**Written task**
Lines containing the word "your" are the ones to copy from the records below.

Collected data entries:
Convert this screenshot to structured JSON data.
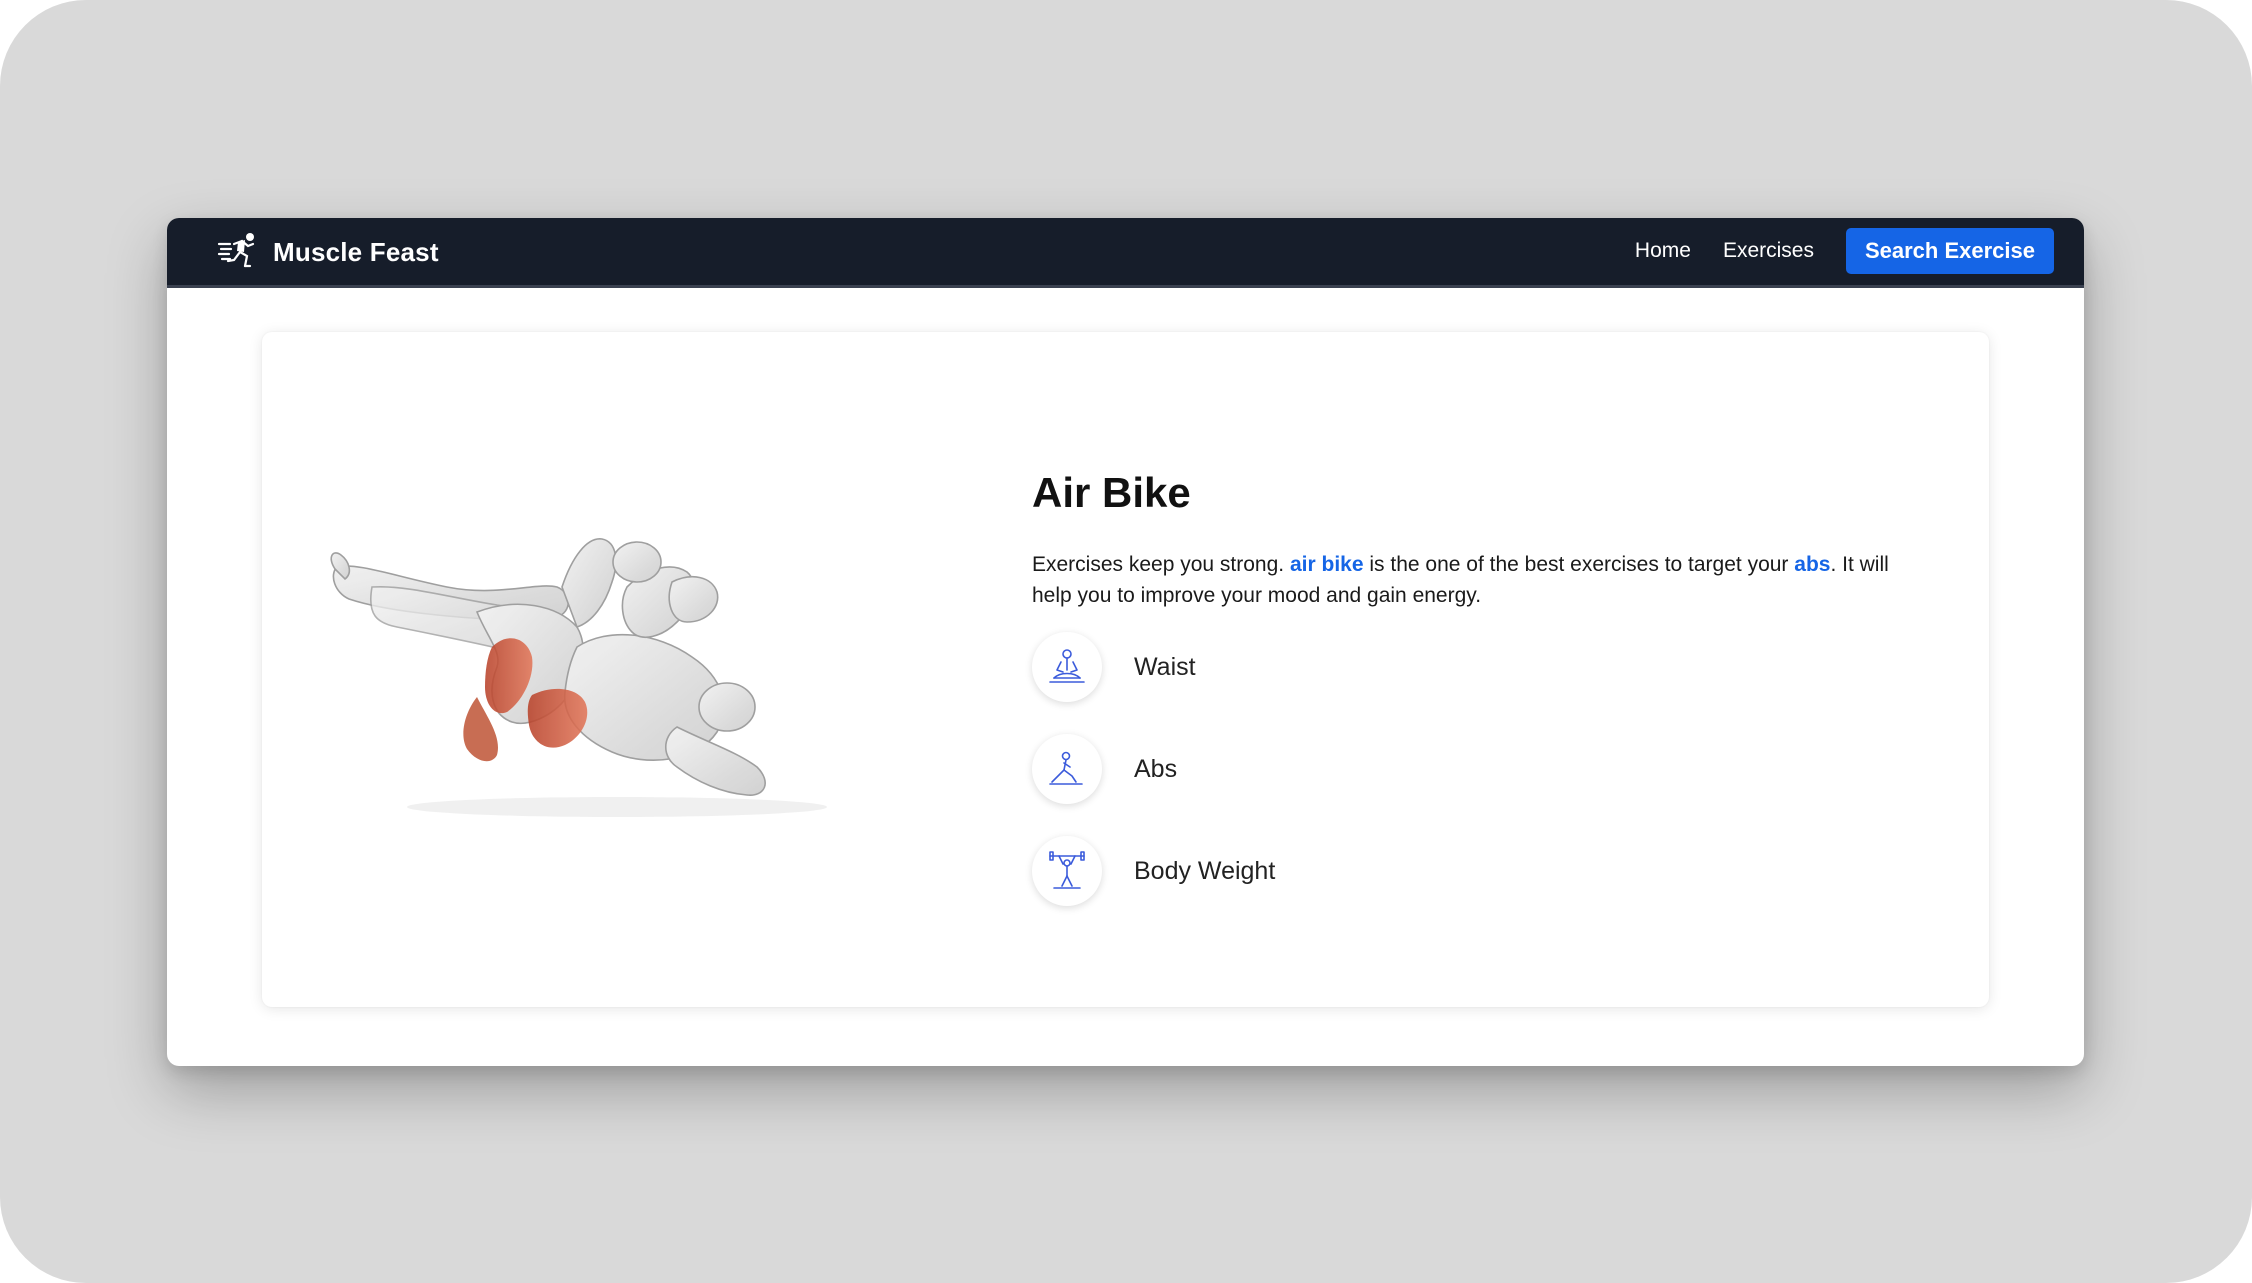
{
  "brand": {
    "name": "Muscle Feast",
    "logo_icon": "running-man-icon"
  },
  "nav": {
    "links": [
      {
        "label": "Home"
      },
      {
        "label": "Exercises"
      }
    ],
    "cta_label": "Search Exercise"
  },
  "exercise": {
    "name": "Air Bike",
    "description_prefix": "Exercises keep you strong.",
    "exercise_link": "air bike",
    "description_middle": "is the one of the best exercises to target your",
    "target_link": "abs",
    "description_suffix": ". It will help you to improve your mood and gain energy.",
    "image_icon": "air-bike-exercise-illustration",
    "tags": [
      {
        "label": "Waist",
        "icon": "meditation-icon"
      },
      {
        "label": "Abs",
        "icon": "lunge-stretch-icon"
      },
      {
        "label": "Body Weight",
        "icon": "weightlifter-icon"
      }
    ]
  },
  "colors": {
    "accent": "#1565e6",
    "navbar": "#161d2a",
    "backdrop": "#d9d9d9",
    "muscle_highlight": "#c94a2e"
  }
}
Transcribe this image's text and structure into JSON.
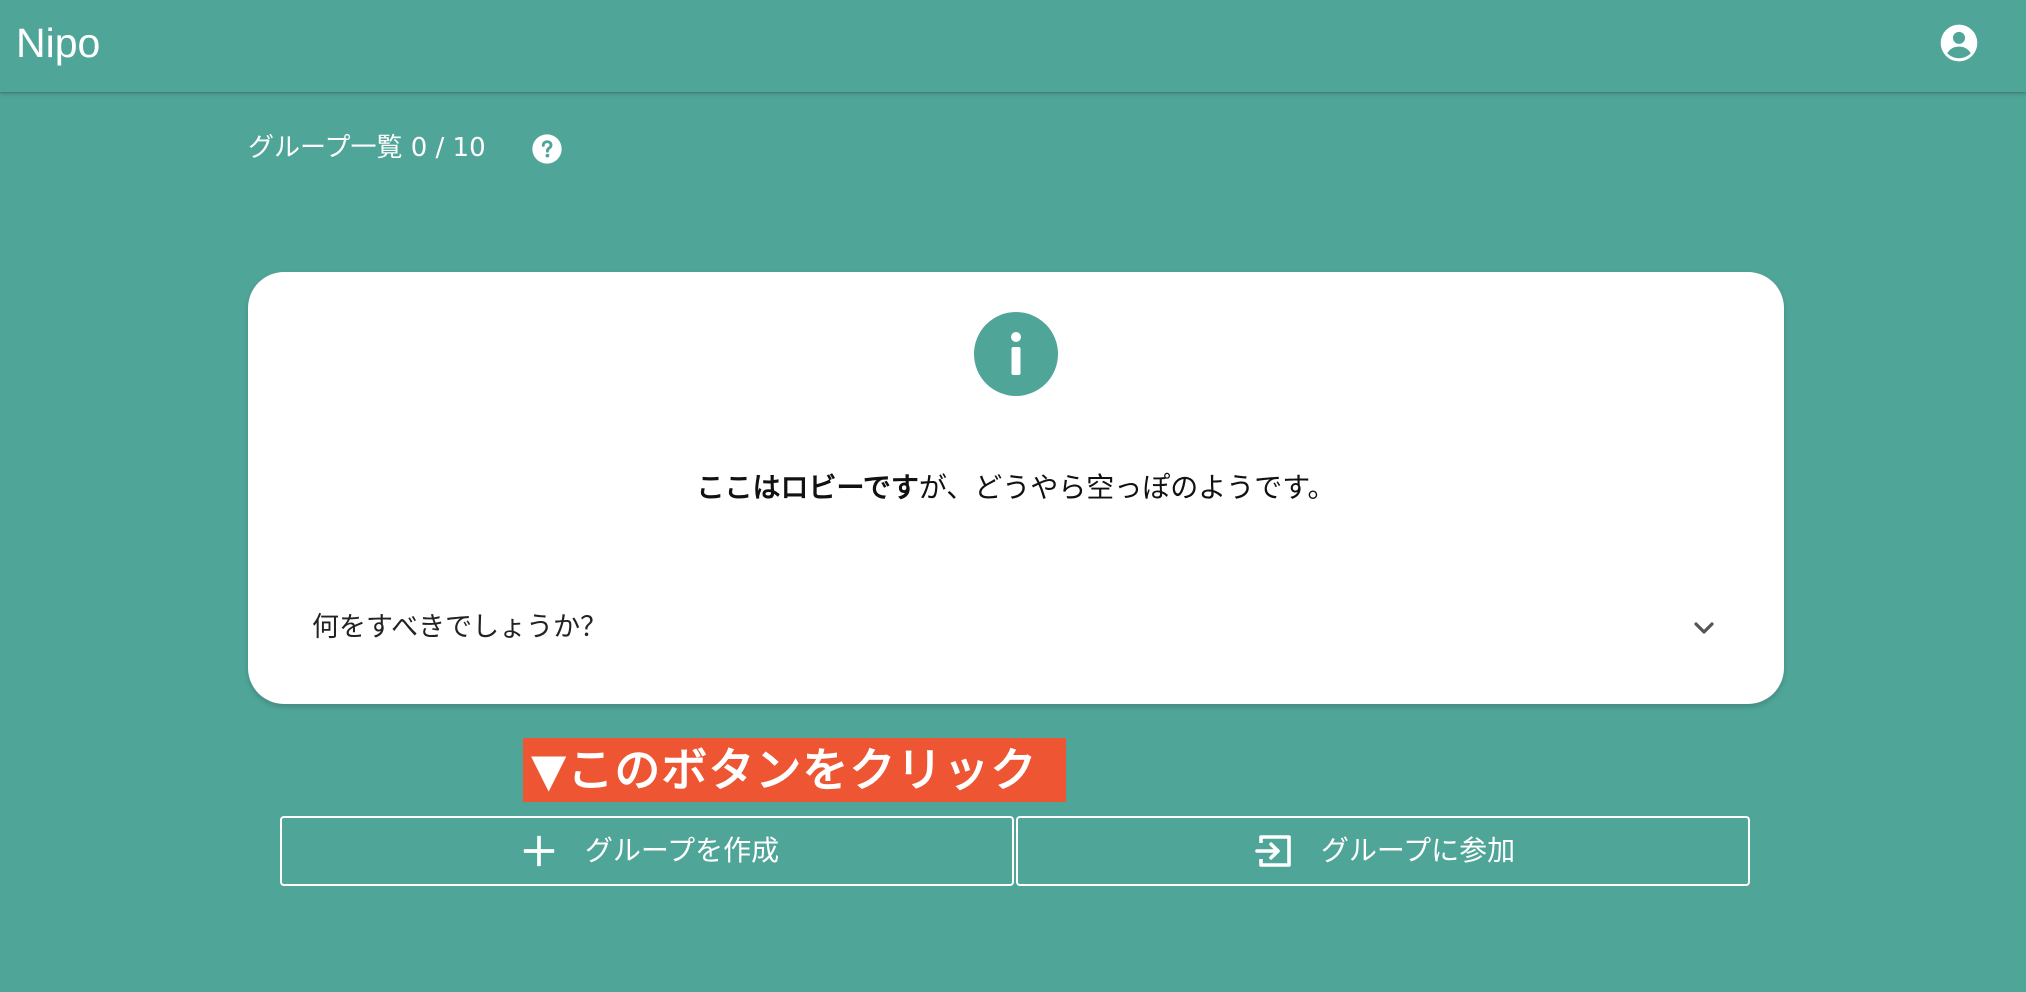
{
  "app": {
    "title": "Nipo"
  },
  "header": {
    "account_icon": "account-circle-icon"
  },
  "groups": {
    "label": "グループ一覧 0 / 10",
    "help_icon": "help-circle-icon"
  },
  "empty_card": {
    "icon": "info-icon",
    "message_bold": "ここはロビーです",
    "message_rest": "が、どうやら空っぽのようです。",
    "accordion_label": "何をすべきでしょうか？",
    "accordion_icon": "chevron-down-icon"
  },
  "callout": {
    "text": "▼このボタンをクリック",
    "color": "#ee5532"
  },
  "actions": {
    "create_label": "グループを作成",
    "create_icon": "plus-icon",
    "join_label": "グループに参加",
    "join_icon": "login-icon"
  },
  "colors": {
    "background": "#50a599",
    "card": "#ffffff",
    "accent": "#50a599"
  }
}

**The response**
    "description_middle": "is the one of the best exercises to target your",
    "description_suffix": ". It will help you to improve your mood and gain energy.",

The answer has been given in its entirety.